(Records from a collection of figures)
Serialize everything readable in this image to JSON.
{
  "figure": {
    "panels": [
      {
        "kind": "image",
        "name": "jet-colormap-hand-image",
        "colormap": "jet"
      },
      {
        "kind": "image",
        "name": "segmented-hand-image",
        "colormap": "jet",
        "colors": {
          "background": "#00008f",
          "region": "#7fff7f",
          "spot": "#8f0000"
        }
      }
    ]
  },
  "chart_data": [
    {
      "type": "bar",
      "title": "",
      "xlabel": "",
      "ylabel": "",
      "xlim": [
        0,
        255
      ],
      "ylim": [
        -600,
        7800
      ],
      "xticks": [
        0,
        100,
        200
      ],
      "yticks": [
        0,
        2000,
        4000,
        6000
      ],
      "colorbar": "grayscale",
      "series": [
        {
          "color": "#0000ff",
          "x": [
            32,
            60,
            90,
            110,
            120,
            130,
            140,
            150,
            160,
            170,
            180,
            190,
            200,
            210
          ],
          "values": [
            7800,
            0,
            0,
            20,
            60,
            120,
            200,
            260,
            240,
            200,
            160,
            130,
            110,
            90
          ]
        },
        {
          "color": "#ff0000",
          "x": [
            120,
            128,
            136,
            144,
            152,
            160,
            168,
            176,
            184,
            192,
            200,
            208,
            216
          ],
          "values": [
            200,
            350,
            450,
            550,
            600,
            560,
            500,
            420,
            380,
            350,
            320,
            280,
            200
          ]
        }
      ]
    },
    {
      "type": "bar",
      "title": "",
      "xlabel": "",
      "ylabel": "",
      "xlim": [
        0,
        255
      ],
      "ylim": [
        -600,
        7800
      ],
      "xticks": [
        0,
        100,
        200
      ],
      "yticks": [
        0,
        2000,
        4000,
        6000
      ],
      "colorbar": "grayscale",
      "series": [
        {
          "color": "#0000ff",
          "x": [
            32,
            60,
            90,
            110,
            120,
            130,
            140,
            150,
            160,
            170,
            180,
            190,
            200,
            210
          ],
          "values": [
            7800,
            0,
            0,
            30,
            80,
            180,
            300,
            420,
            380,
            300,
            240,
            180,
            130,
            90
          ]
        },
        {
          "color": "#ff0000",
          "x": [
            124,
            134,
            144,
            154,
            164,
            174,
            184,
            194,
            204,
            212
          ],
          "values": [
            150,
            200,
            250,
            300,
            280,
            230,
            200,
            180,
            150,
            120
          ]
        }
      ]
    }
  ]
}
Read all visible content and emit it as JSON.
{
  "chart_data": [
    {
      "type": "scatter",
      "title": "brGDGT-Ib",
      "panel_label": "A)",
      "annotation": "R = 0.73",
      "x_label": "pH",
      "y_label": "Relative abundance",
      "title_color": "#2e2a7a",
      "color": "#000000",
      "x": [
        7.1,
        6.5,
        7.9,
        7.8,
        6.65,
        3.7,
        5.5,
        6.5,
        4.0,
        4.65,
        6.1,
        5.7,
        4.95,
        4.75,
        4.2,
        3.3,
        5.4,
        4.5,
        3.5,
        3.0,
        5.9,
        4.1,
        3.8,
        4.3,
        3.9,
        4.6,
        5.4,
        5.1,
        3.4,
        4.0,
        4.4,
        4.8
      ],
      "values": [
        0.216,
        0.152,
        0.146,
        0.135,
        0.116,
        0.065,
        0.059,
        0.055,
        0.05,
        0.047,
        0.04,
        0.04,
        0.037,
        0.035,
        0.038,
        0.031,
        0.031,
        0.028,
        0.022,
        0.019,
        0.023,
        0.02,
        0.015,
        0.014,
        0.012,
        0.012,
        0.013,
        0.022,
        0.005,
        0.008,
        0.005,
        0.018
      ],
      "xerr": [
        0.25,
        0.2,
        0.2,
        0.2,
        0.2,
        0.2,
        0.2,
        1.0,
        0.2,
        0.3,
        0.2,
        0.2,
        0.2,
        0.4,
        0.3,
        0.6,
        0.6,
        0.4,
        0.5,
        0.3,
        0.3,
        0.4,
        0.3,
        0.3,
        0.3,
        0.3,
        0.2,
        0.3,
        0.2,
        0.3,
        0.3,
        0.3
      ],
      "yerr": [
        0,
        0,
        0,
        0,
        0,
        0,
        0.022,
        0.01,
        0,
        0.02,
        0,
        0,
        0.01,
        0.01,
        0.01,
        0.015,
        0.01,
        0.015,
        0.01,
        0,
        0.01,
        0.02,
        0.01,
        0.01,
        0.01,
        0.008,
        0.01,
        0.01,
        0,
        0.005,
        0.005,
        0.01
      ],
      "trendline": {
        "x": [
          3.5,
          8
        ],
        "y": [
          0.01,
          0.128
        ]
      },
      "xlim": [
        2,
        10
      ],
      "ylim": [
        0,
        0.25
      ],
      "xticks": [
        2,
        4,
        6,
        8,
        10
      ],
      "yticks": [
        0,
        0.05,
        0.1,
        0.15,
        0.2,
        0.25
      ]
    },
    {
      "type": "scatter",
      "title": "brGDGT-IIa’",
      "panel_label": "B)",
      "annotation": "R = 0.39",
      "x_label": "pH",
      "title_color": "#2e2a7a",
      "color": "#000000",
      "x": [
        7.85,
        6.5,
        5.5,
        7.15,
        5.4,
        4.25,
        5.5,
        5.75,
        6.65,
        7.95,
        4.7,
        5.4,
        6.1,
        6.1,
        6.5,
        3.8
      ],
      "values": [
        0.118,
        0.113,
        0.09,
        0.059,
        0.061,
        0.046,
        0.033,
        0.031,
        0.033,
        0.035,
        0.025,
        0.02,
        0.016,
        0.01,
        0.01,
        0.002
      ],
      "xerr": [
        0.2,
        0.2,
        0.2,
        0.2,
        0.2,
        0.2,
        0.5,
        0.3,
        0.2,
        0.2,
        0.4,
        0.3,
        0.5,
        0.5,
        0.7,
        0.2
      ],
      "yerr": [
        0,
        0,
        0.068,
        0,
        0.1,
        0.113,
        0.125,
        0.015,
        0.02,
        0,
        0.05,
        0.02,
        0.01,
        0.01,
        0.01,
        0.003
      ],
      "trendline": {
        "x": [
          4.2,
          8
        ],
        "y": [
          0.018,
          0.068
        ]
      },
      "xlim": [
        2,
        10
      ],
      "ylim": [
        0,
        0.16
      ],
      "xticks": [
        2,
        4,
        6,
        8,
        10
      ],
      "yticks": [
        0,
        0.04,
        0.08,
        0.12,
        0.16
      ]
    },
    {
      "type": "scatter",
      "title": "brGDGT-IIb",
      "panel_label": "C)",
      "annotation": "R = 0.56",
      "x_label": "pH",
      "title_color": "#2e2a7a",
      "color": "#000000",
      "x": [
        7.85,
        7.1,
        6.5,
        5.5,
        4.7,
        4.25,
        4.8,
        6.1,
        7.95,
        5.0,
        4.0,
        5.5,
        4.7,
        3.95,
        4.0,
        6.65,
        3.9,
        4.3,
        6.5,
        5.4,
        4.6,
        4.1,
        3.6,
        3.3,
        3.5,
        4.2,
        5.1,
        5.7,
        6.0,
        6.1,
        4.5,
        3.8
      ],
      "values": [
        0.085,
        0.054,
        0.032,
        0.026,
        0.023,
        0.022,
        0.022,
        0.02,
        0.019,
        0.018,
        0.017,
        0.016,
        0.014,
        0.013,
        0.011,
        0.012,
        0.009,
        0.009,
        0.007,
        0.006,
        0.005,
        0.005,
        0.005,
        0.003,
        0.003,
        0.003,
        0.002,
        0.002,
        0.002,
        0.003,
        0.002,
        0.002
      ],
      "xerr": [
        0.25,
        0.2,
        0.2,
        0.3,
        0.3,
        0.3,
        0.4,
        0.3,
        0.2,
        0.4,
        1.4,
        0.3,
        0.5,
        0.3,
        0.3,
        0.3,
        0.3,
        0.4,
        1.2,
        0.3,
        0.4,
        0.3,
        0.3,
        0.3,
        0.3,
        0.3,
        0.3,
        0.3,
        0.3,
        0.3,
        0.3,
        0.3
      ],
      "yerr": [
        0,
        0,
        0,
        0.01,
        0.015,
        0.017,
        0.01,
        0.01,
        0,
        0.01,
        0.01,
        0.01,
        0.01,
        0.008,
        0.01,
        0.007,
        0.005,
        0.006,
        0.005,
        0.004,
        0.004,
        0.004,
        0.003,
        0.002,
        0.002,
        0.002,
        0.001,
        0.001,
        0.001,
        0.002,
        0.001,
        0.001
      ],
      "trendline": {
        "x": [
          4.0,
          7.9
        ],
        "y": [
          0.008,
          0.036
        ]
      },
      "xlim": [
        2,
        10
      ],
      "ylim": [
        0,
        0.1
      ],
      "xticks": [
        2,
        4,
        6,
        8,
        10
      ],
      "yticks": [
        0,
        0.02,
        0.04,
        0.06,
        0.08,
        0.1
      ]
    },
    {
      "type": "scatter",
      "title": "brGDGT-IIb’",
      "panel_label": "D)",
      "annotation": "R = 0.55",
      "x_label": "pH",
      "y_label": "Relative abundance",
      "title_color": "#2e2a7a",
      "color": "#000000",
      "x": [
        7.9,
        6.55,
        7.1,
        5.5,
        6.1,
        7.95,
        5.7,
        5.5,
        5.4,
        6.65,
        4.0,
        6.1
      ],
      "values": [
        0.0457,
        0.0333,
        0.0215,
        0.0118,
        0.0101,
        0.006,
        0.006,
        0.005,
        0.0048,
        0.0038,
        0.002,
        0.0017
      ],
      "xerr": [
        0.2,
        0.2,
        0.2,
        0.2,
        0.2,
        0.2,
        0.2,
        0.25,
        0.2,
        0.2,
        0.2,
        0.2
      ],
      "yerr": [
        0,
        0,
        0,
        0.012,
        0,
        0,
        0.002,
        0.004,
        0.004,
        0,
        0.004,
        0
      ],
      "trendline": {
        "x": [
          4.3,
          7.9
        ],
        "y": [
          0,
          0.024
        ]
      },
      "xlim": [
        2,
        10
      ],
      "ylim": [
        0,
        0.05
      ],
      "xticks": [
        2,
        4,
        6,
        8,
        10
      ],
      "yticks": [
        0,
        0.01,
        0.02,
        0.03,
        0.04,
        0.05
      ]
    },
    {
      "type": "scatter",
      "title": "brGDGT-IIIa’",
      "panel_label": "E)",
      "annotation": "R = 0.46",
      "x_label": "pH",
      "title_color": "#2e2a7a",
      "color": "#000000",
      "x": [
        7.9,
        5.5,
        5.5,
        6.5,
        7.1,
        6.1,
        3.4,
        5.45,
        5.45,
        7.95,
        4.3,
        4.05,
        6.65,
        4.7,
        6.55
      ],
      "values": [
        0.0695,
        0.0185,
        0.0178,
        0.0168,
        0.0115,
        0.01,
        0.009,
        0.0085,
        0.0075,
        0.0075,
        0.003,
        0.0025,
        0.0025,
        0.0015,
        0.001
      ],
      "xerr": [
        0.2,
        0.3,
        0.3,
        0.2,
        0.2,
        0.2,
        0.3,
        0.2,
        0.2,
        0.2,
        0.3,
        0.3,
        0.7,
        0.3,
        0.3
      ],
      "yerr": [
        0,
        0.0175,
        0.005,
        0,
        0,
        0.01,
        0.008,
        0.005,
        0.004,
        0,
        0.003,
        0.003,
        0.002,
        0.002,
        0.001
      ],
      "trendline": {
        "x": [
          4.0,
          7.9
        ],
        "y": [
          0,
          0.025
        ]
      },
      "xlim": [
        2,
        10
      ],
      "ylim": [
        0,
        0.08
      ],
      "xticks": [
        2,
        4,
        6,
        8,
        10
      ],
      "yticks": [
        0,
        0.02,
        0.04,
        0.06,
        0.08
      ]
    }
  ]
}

Task objective
Check each line of the entries for the string "name". Copy the lines that have it.

Solution below
        "name": "jet-colormap-hand-image",
        "name": "segmented-hand-image",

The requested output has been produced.